Start of Records supplied

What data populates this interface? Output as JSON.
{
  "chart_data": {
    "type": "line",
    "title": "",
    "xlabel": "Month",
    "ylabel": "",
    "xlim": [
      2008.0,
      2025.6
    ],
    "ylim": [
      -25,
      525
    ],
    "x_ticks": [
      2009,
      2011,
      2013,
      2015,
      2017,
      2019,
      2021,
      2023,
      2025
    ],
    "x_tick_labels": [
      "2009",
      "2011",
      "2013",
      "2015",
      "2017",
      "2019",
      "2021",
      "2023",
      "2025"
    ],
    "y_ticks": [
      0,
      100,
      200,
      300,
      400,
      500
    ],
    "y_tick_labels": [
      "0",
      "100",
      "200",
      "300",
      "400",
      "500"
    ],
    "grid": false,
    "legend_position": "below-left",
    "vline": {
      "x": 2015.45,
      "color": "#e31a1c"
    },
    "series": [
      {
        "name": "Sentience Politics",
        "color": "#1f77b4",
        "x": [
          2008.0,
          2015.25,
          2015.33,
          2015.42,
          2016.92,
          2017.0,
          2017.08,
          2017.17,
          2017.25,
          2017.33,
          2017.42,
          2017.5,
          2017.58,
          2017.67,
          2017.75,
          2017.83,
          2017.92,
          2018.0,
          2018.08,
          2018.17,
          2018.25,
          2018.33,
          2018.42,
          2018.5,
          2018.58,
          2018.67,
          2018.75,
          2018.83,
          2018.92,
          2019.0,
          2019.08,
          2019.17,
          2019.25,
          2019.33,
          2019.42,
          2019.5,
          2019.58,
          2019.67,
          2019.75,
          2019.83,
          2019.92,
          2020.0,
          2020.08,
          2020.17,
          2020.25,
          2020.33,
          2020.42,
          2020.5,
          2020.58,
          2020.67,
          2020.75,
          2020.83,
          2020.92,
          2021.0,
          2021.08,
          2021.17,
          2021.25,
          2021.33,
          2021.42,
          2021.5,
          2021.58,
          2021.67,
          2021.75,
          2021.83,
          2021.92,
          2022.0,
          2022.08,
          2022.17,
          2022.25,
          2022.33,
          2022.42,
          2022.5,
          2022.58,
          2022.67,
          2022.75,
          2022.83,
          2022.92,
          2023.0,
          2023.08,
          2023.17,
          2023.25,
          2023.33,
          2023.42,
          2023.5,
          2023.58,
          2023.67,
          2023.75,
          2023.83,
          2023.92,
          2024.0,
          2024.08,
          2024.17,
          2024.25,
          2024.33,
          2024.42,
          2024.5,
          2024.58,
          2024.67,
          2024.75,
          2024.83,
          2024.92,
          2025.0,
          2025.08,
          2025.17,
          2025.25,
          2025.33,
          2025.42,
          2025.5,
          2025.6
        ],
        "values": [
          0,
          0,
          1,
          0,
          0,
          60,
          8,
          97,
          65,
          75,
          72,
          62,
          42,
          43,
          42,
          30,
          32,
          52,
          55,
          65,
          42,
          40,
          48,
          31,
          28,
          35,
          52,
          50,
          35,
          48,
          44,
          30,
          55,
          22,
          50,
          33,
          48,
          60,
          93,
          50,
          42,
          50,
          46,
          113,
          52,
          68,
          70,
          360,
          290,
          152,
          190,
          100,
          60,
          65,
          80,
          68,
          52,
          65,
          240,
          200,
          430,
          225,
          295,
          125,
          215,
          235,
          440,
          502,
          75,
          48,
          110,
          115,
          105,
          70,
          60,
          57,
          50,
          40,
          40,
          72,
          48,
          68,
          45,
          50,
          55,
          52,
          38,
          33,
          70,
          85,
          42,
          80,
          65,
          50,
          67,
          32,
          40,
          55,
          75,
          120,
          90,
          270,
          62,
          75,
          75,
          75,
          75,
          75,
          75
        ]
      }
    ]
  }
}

End of Records supplied

## Aim
Copy all the records above precisely.

## Expected answer
What data populates this interface? Output as JSON.
{
  "chart_data": {
    "type": "line",
    "title": "",
    "xlabel": "Month",
    "ylabel": "",
    "xlim": [
      2008.0,
      2025.6
    ],
    "ylim": [
      -25,
      525
    ],
    "x_ticks": [
      2009,
      2011,
      2013,
      2015,
      2017,
      2019,
      2021,
      2023,
      2025
    ],
    "x_tick_labels": [
      "2009",
      "2011",
      "2013",
      "2015",
      "2017",
      "2019",
      "2021",
      "2023",
      "2025"
    ],
    "y_ticks": [
      0,
      100,
      200,
      300,
      400,
      500
    ],
    "y_tick_labels": [
      "0",
      "100",
      "200",
      "300",
      "400",
      "500"
    ],
    "grid": false,
    "legend_position": "below-left",
    "vline": {
      "x": 2015.45,
      "color": "#e31a1c"
    },
    "series": [
      {
        "name": "Sentience Politics",
        "color": "#1f77b4",
        "x": [
          2008.0,
          2015.25,
          2015.33,
          2015.42,
          2016.92,
          2017.0,
          2017.08,
          2017.17,
          2017.25,
          2017.33,
          2017.42,
          2017.5,
          2017.58,
          2017.67,
          2017.75,
          2017.83,
          2017.92,
          2018.0,
          2018.08,
          2018.17,
          2018.25,
          2018.33,
          2018.42,
          2018.5,
          2018.58,
          2018.67,
          2018.75,
          2018.83,
          2018.92,
          2019.0,
          2019.08,
          2019.17,
          2019.25,
          2019.33,
          2019.42,
          2019.5,
          2019.58,
          2019.67,
          2019.75,
          2019.83,
          2019.92,
          2020.0,
          2020.08,
          2020.17,
          2020.25,
          2020.33,
          2020.42,
          2020.5,
          2020.58,
          2020.67,
          2020.75,
          2020.83,
          2020.92,
          2021.0,
          2021.08,
          2021.17,
          2021.25,
          2021.33,
          2021.42,
          2021.5,
          2021.58,
          2021.67,
          2021.75,
          2021.83,
          2021.92,
          2022.0,
          2022.08,
          2022.17,
          2022.25,
          2022.33,
          2022.42,
          2022.5,
          2022.58,
          2022.67,
          2022.75,
          2022.83,
          2022.92,
          2023.0,
          2023.08,
          2023.17,
          2023.25,
          2023.33,
          2023.42,
          2023.5,
          2023.58,
          2023.67,
          2023.75,
          2023.83,
          2023.92,
          2024.0,
          2024.08,
          2024.17,
          2024.25,
          2024.33,
          2024.42,
          2024.5,
          2024.58,
          2024.67,
          2024.75,
          2024.83,
          2024.92,
          2025.0,
          2025.08,
          2025.17,
          2025.25,
          2025.33,
          2025.42,
          2025.5,
          2025.6
        ],
        "values": [
          0,
          0,
          1,
          0,
          0,
          60,
          8,
          97,
          65,
          75,
          72,
          62,
          42,
          43,
          42,
          30,
          32,
          52,
          55,
          65,
          42,
          40,
          48,
          31,
          28,
          35,
          52,
          50,
          35,
          48,
          44,
          30,
          55,
          22,
          50,
          33,
          48,
          60,
          93,
          50,
          42,
          50,
          46,
          113,
          52,
          68,
          70,
          360,
          290,
          152,
          190,
          100,
          60,
          65,
          80,
          68,
          52,
          65,
          240,
          200,
          430,
          225,
          295,
          125,
          215,
          235,
          440,
          502,
          75,
          48,
          110,
          115,
          105,
          70,
          60,
          57,
          50,
          40,
          40,
          72,
          48,
          68,
          45,
          50,
          55,
          52,
          38,
          33,
          70,
          85,
          42,
          80,
          65,
          50,
          67,
          32,
          40,
          55,
          75,
          120,
          90,
          270,
          62,
          75,
          75,
          75,
          75,
          75,
          75
        ]
      }
    ]
  }
}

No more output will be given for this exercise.